→ YOUR INSTRUCTIONS
Find each line with the string "года" and copy it.

┌──

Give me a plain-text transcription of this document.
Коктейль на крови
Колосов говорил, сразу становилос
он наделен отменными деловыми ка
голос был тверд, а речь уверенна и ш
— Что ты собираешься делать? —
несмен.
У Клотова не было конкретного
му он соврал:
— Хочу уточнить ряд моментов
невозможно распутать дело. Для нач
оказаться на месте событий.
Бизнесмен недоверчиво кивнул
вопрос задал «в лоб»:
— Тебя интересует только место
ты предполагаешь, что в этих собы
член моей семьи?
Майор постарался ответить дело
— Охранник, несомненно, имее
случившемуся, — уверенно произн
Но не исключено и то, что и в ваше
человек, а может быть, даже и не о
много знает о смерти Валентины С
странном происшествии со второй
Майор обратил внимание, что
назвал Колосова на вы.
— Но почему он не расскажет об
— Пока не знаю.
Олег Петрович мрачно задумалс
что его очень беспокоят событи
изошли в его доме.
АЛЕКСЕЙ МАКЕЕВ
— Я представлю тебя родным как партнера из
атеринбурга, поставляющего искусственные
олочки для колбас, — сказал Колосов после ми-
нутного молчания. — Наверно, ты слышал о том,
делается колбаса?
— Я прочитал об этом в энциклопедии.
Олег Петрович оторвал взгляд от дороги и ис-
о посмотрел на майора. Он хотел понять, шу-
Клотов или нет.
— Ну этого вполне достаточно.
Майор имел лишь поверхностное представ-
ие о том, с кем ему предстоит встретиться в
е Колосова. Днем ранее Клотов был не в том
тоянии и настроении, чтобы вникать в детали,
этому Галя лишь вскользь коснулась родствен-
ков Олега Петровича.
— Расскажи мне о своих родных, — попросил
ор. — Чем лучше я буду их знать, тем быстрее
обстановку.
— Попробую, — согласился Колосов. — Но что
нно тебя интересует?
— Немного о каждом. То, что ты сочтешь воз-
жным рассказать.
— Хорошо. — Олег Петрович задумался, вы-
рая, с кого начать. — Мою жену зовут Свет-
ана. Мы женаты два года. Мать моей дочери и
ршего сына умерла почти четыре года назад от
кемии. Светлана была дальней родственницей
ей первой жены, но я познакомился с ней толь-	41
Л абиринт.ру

└──

→ ANSWER BELOW
ана. Мы женаты два года. Мать моей дочери и
ршего сына умерла почти четыре года назад от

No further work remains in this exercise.